EXERCISE BRIEF. Wherever the string "color" appears, copy the whole line.

RAW DATA.
####################

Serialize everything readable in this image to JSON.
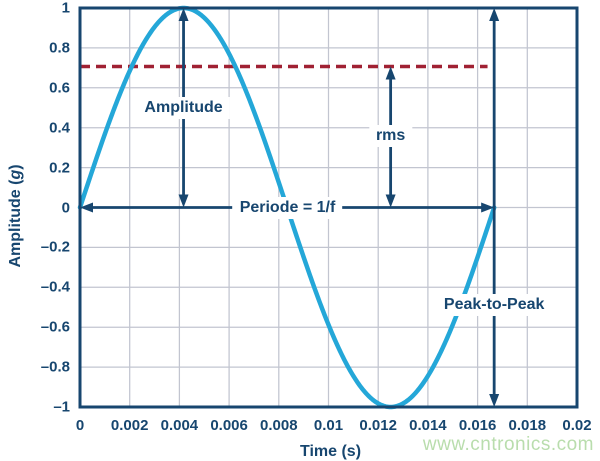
{
  "chart_data": {
    "type": "line",
    "title": "",
    "xlabel": "Time (s)",
    "ylabel_prefix": "Amplitude (",
    "ylabel_symbol": "g",
    "ylabel_suffix": ")",
    "xlim": [
      0,
      0.02
    ],
    "ylim": [
      -1,
      1
    ],
    "grid": true,
    "x_ticks": {
      "values": [
        0,
        0.002,
        0.004,
        0.006,
        0.008,
        0.01,
        0.012,
        0.014,
        0.016,
        0.018,
        0.02
      ],
      "labels": [
        "0",
        "0.002",
        "0.004",
        "0.006",
        "0.008",
        "0.01",
        "0.012",
        "0.014",
        "0.016",
        "0.018",
        "0.02"
      ]
    },
    "y_ticks": {
      "values": [
        1,
        0.8,
        0.6,
        0.4,
        0.2,
        0,
        -0.2,
        -0.4,
        -0.6,
        -0.8,
        -1
      ],
      "labels": [
        "1",
        "0.8",
        "0.6",
        "0.4",
        "0.2",
        "0",
        "–0.2",
        "–0.4",
        "–0.6",
        "–0.8",
        "–1"
      ]
    },
    "series": [
      {
        "name": "sine-wave",
        "signal": {
          "shape": "sine",
          "amplitude": 1,
          "frequency_hz": 60,
          "t_start": 0,
          "t_end": 0.0166667
        },
        "color": "#24a7d8",
        "sample_points": {
          "t": [
            0,
            0.001,
            0.002,
            0.003,
            0.004,
            0.004167,
            0.005,
            0.006,
            0.007,
            0.008,
            0.008333,
            0.009,
            0.01,
            0.011,
            0.012,
            0.0125,
            0.013,
            0.014,
            0.015,
            0.016,
            0.016667
          ],
          "v": [
            0,
            0.368,
            0.685,
            0.905,
            0.998,
            1,
            0.951,
            0.771,
            0.482,
            0.125,
            0,
            -0.249,
            -0.588,
            -0.845,
            -0.982,
            -1,
            -0.982,
            -0.845,
            -0.588,
            -0.249,
            0
          ]
        }
      }
    ],
    "reference_lines": [
      {
        "name": "rms-level",
        "y": 0.707,
        "x_from": 0,
        "x_to": 0.0164,
        "style": "dashed",
        "color": "#a02133"
      }
    ],
    "annotations": [
      {
        "name": "amplitude",
        "label": "Amplitude",
        "orientation": "vertical",
        "x": 0.0041667,
        "from": 0,
        "to": 1,
        "label_pos": 0.5
      },
      {
        "name": "rms",
        "label": "rms",
        "orientation": "vertical",
        "x": 0.0125,
        "from": 0,
        "to": 0.707,
        "label_pos": 0.36
      },
      {
        "name": "period",
        "label": "Periode = 1/f",
        "orientation": "horizontal",
        "y": 0,
        "from": 0,
        "to": 0.0166667,
        "label_pos": 0.00835
      },
      {
        "name": "peak-to-peak",
        "label": "Peak-to-Peak",
        "orientation": "vertical",
        "x": 0.0166667,
        "from": -1,
        "to": 1,
        "label_pos": -0.49
      }
    ],
    "palette": {
      "axis_and_text": "#17466f",
      "gridline": "#c2c5d0",
      "background": "#ffffff"
    }
  },
  "watermark": {
    "text": "www.cntronics.com",
    "color": "#b9ddad"
  }
}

####################

EXERCISE RESULT.
        "color": "#24a7d8",
        "color": "#a02133"
    "color": "#b9ddad"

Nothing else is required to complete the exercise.